____ TEXT EXCERPT
Running cuSolver example

Hello everyone,
I need to use cuSolver to solve Ax=y (cusolverDnpotrs() to be specific) when A is a nxn Hermitian and y is a vector that is n long. I have been working to get the example here: [url]http://docs.nvidia.com/cuda/cusolver/index.html#cuSolverRF_examples[/url] running.

I get an error saying ““cusolverRf_set_reset_values_fast_mode” is undefined” even after including the cusolver library in nsight.

I am guessing that I am missing a library or something but I don’t know which.

Can someone point me in the right direction?

Various API function names were changed slightly from when the sample code was written to when the doc was published. These changes can be deduced by studying the documentation for corresponding function names, and the cusolverRf.h header file for a few other items. Apologies for the confusion.
________
WORK INSTRUCTIONS:
a) Can you render this sentence from the cuSolver thread in French: "I am guessing that I am missing a library or something but I don’t know which."
b) Would you reproduce the cuSolver thread word for word between "I am guessing" and "for the confusion.", inclusive?
The rows aren't needed here.
____ SUPPLIED DATA
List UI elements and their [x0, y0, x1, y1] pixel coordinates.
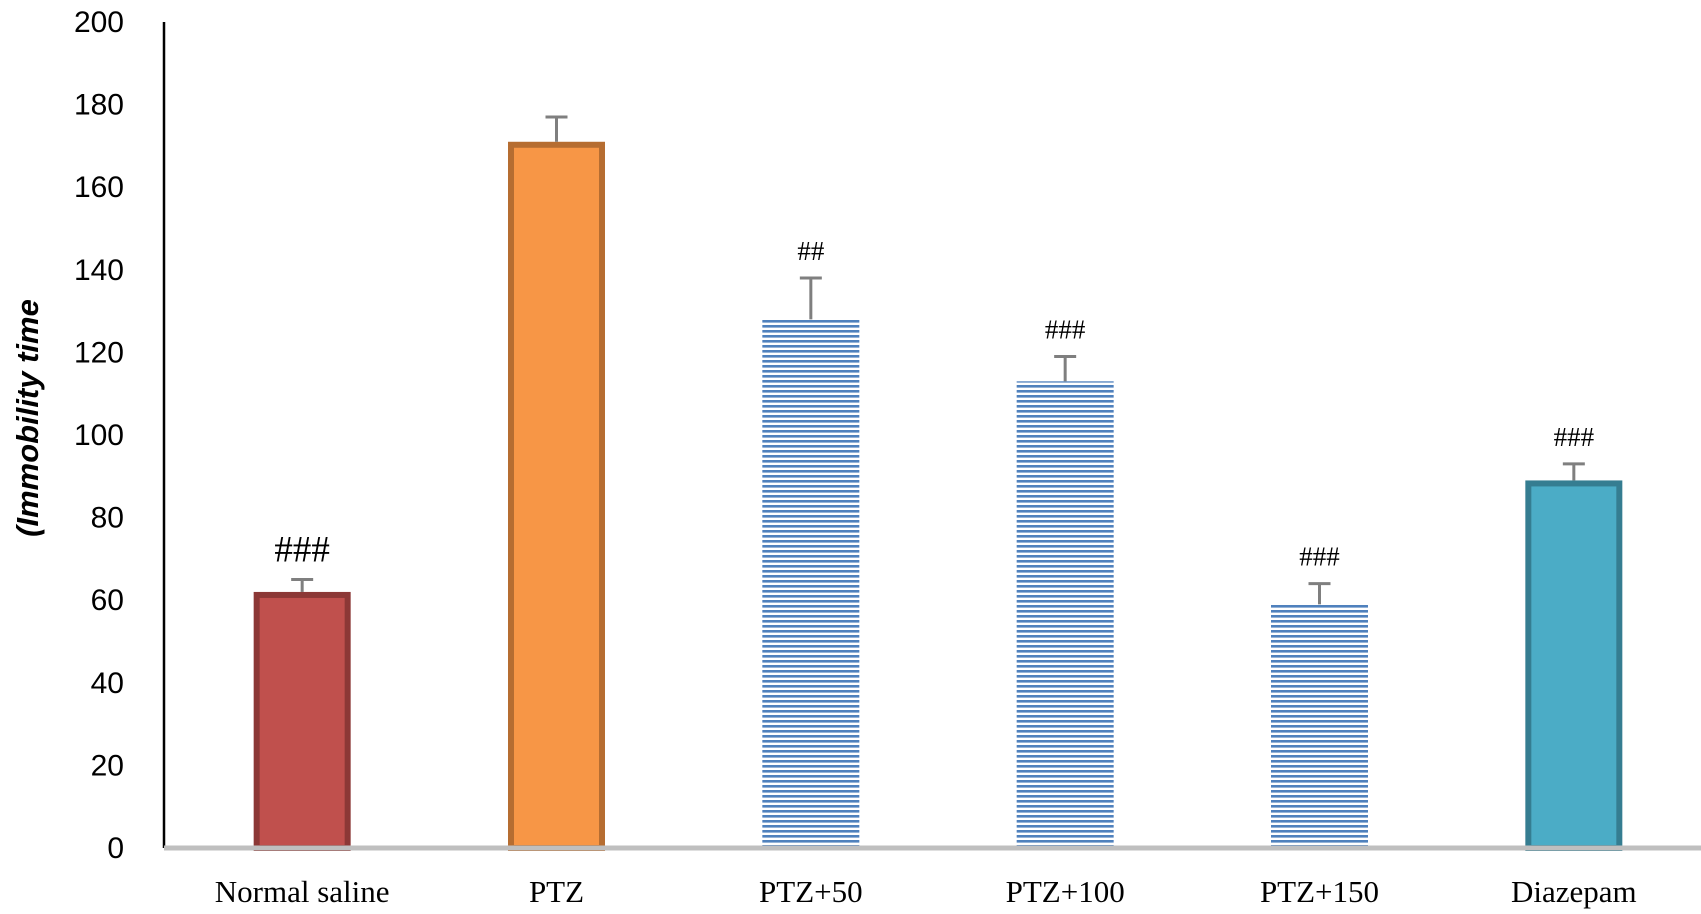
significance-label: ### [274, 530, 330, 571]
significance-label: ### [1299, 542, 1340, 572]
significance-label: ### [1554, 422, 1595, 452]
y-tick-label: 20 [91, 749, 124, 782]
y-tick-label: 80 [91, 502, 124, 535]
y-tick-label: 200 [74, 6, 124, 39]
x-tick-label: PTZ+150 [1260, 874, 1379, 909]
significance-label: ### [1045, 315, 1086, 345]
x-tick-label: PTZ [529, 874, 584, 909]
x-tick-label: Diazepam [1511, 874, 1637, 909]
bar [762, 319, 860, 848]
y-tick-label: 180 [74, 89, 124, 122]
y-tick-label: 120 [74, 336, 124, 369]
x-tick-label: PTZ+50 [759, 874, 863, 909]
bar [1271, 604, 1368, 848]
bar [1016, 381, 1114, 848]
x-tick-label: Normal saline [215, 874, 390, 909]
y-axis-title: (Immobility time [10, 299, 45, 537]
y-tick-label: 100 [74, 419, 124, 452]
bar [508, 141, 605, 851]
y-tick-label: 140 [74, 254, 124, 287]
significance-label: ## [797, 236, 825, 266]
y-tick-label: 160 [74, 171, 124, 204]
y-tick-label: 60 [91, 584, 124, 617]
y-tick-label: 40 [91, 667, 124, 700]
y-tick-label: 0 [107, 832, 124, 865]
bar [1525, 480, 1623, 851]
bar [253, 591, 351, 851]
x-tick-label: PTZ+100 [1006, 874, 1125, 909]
________
RESULTS:
a) Je suppose qu'il me manque une bibliothèque ou quelque chose du genre, mais je ne sais pas laquelle.

b)
I am guessing that I am missing a library or something but I don’t know which.

Can someone point me in the right direction?

Various API function names were changed slightly from when the sample code was written to when the doc was published. These changes can be deduced by studying the documentation for corresponding function names, and the cusolverRf.h header file for a few other items. Apologies for the confusion.